Given instruction »
Copy the data below exactly, omitting any picture it contains.

☆ ☆ ☆ ☆ ☆

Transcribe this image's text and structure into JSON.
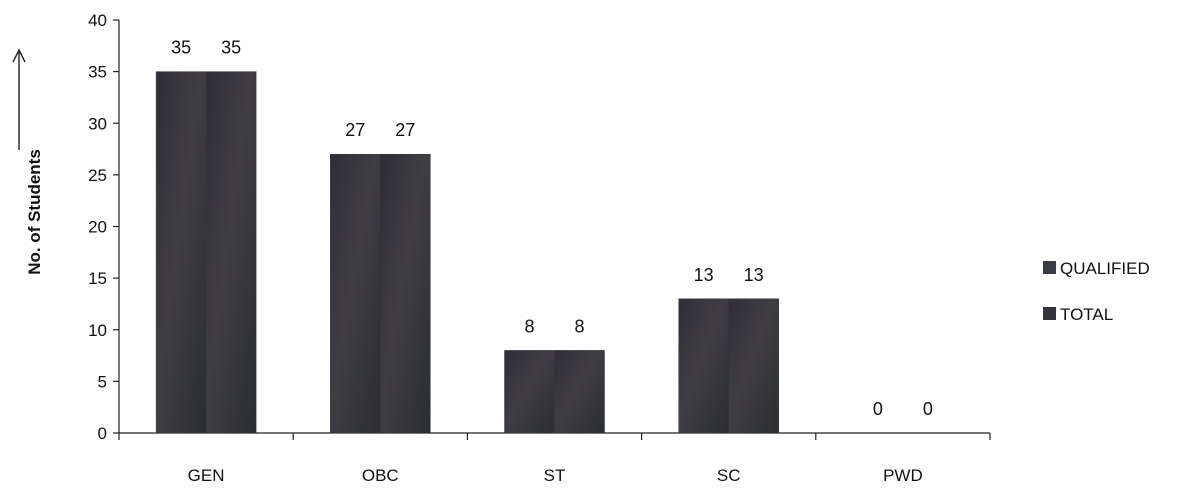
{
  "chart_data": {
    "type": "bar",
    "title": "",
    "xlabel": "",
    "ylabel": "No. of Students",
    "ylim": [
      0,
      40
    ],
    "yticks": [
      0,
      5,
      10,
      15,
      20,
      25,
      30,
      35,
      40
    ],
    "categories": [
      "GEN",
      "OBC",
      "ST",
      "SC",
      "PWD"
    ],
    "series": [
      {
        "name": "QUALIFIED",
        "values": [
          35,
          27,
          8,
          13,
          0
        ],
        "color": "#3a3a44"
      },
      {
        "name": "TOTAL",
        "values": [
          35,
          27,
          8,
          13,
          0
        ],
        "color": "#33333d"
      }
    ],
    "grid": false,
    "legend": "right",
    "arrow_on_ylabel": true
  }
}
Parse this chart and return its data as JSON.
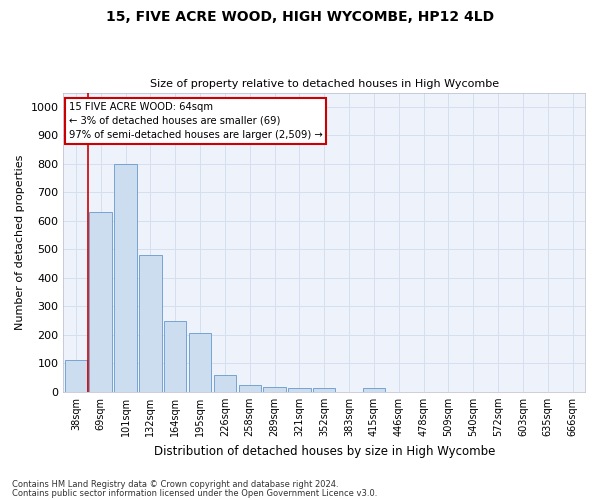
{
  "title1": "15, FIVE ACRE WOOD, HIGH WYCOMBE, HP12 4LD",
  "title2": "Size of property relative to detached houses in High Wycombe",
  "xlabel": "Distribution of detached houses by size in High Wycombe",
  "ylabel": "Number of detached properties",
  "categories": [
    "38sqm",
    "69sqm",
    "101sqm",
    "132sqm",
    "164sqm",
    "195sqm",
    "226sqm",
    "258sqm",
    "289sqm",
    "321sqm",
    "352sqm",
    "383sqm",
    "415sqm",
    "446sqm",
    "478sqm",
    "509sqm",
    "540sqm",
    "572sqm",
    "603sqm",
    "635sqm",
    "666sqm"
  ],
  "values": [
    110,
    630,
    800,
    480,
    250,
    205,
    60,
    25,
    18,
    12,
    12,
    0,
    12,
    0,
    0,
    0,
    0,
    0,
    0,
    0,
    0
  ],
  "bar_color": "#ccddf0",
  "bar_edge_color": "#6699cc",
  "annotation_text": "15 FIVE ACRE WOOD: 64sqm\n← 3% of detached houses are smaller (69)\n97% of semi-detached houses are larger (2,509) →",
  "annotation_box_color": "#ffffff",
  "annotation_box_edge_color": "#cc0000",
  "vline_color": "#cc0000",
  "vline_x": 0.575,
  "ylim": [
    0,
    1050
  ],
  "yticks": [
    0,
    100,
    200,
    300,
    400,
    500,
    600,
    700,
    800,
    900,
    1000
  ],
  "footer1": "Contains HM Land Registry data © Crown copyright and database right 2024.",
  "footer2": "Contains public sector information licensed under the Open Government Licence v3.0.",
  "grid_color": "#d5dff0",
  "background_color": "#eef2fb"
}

☆ ☆ ☆ ☆ ☆

Solution for this problem »
Transcribe this image's text and structure into JSON.
{
  "chart_data": {
    "type": "bar",
    "title": "",
    "xlabel": "",
    "ylabel": "No. of Students",
    "ylim": [
      0,
      40
    ],
    "yticks": [
      0,
      5,
      10,
      15,
      20,
      25,
      30,
      35,
      40
    ],
    "categories": [
      "GEN",
      "OBC",
      "ST",
      "SC",
      "PWD"
    ],
    "series": [
      {
        "name": "QUALIFIED",
        "values": [
          35,
          27,
          8,
          13,
          0
        ],
        "color": "#3a3a44"
      },
      {
        "name": "TOTAL",
        "values": [
          35,
          27,
          8,
          13,
          0
        ],
        "color": "#33333d"
      }
    ],
    "grid": false,
    "legend": "right",
    "arrow_on_ylabel": true
  }
}
Parse this chart and return its data as JSON.
{
  "title1": "15, FIVE ACRE WOOD, HIGH WYCOMBE, HP12 4LD",
  "title2": "Size of property relative to detached houses in High Wycombe",
  "xlabel": "Distribution of detached houses by size in High Wycombe",
  "ylabel": "Number of detached properties",
  "categories": [
    "38sqm",
    "69sqm",
    "101sqm",
    "132sqm",
    "164sqm",
    "195sqm",
    "226sqm",
    "258sqm",
    "289sqm",
    "321sqm",
    "352sqm",
    "383sqm",
    "415sqm",
    "446sqm",
    "478sqm",
    "509sqm",
    "540sqm",
    "572sqm",
    "603sqm",
    "635sqm",
    "666sqm"
  ],
  "values": [
    110,
    630,
    800,
    480,
    250,
    205,
    60,
    25,
    18,
    12,
    12,
    0,
    12,
    0,
    0,
    0,
    0,
    0,
    0,
    0,
    0
  ],
  "bar_color": "#ccddf0",
  "bar_edge_color": "#6699cc",
  "annotation_text": "15 FIVE ACRE WOOD: 64sqm\n← 3% of detached houses are smaller (69)\n97% of semi-detached houses are larger (2,509) →",
  "annotation_box_color": "#ffffff",
  "annotation_box_edge_color": "#cc0000",
  "vline_color": "#cc0000",
  "vline_x": 0.575,
  "ylim": [
    0,
    1050
  ],
  "yticks": [
    0,
    100,
    200,
    300,
    400,
    500,
    600,
    700,
    800,
    900,
    1000
  ],
  "footer1": "Contains HM Land Registry data © Crown copyright and database right 2024.",
  "footer2": "Contains public sector information licensed under the Open Government Licence v3.0.",
  "grid_color": "#d5dff0",
  "background_color": "#eef2fb"
}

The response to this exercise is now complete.